### Records for this exercise:
>>>

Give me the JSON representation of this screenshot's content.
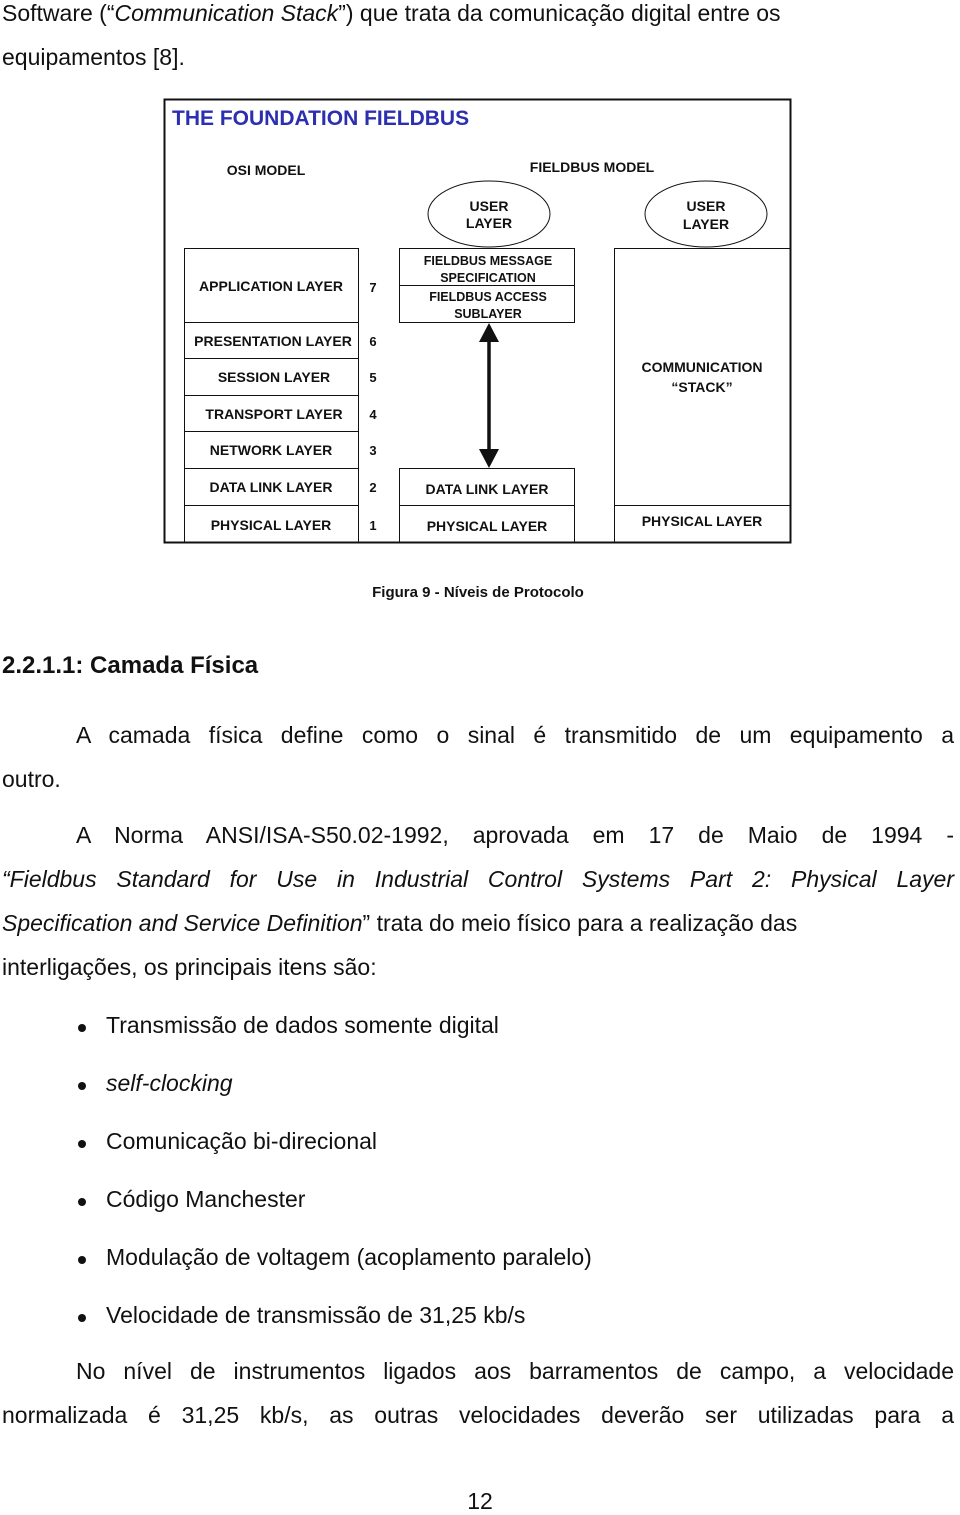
{
  "intro": {
    "line1_words": [
      "Software",
      "(“<i>Communication</i>",
      "<i>Stack</i>”)",
      "que",
      "trata",
      "da",
      "comunicação",
      "digital",
      "entre",
      "os"
    ],
    "line1_parts": {
      "prefix": "Software (“",
      "italic": "Communication Stack",
      "suffix": "”) que trata da comunicação digital entre os"
    },
    "line2": "equipamentos [8]."
  },
  "figure": {
    "title": "THE FOUNDATION FIELDBUS",
    "title_color": "#2b2fb0",
    "osi_heading": "OSI MODEL",
    "fieldbus_heading": "FIELDBUS MODEL",
    "osi_layers": [
      {
        "label": "APPLICATION LAYER",
        "number": "7"
      },
      {
        "label": "PRESENTATION LAYER",
        "number": "6"
      },
      {
        "label": "SESSION LAYER",
        "number": "5"
      },
      {
        "label": "TRANSPORT LAYER",
        "number": "4"
      },
      {
        "label": "NETWORK LAYER",
        "number": "3"
      },
      {
        "label": "DATA LINK LAYER",
        "number": "2"
      },
      {
        "label": "PHYSICAL LAYER",
        "number": "1"
      }
    ],
    "fieldbus_model": {
      "user_layer": [
        "USER",
        "LAYER"
      ],
      "fms": [
        "FIELDBUS MESSAGE",
        "SPECIFICATION"
      ],
      "fas": [
        "FIELDBUS ACCESS",
        "SUBLAYER"
      ],
      "data_link": "DATA LINK LAYER",
      "physical": "PHYSICAL LAYER"
    },
    "stack_model": {
      "user_layer": [
        "USER",
        "LAYER"
      ],
      "communication": [
        "COMMUNICATION",
        "“STACK”"
      ],
      "physical": "PHYSICAL LAYER"
    },
    "caption": "Figura 9 - Níveis de Protocolo"
  },
  "section": {
    "heading": "2.2.1.1: Camada Física",
    "para1_line1": "A camada física define como o sinal é transmitido de um equipamento a",
    "para1_line2": "outro.",
    "para2_line1": "A Norma ANSI/ISA-S50.02-1992, aprovada em 17 de Maio de 1994 -",
    "para2_line2_italic": "“Fieldbus Standard for Use in Industrial Control Systems Part 2: Physical Layer",
    "para2_line3_italic": "Specification and Service Definition",
    "para2_line3_rest": "” trata do meio físico para a realização das",
    "para2_line4": "interligações, os principais itens são:",
    "bullets": [
      {
        "text": "Transmissão de dados somente digital",
        "italic": false
      },
      {
        "text": "self-clocking",
        "italic": true
      },
      {
        "text": "Comunicação bi-direcional",
        "italic": false
      },
      {
        "text": "Código Manchester",
        "italic": false
      },
      {
        "text": "Modulação de voltagem (acoplamento paralelo)",
        "italic": false
      },
      {
        "text": "Velocidade de transmissão de 31,25 kb/s",
        "italic": false
      }
    ],
    "para3_line1": "No nível de instrumentos ligados aos barramentos de campo, a velocidade",
    "para3_line2": "normalizada é 31,25 kb/s, as outras velocidades deverão ser utilizadas para a"
  },
  "footer": {
    "page_number": "12"
  }
}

<<<

### Written exercise:
Gather and return every line that holds the string "digital".

### Reply:
      "digital",
      "suffix": "”) que trata da comunicação digital entre os"
        "text": "Transmissão de dados somente digital",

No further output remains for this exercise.